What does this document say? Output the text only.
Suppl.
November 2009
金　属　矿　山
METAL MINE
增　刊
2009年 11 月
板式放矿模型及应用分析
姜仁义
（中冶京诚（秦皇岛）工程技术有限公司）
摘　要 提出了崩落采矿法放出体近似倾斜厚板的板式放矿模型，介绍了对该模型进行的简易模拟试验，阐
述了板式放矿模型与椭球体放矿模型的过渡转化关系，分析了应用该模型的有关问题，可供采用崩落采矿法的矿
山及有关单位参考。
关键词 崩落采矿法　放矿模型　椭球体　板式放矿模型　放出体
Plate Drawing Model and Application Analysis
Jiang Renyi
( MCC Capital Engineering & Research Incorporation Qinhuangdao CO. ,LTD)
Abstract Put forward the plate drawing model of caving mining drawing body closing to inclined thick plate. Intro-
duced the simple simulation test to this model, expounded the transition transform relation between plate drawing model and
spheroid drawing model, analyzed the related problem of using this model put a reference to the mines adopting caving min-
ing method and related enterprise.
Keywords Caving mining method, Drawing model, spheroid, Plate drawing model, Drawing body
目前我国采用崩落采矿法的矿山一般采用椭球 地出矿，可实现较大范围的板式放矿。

+ + +

**WHAT YOU WILL DO**
Copy whichever lines in the listing above contain the word "body".

**TASK RESULT**
Abstract Put forward the plate drawing model of caving mining drawing body closing to inclined thick plate. Intro-
Keywords Caving mining method, Drawing model, spheroid, Plate drawing model, Drawing body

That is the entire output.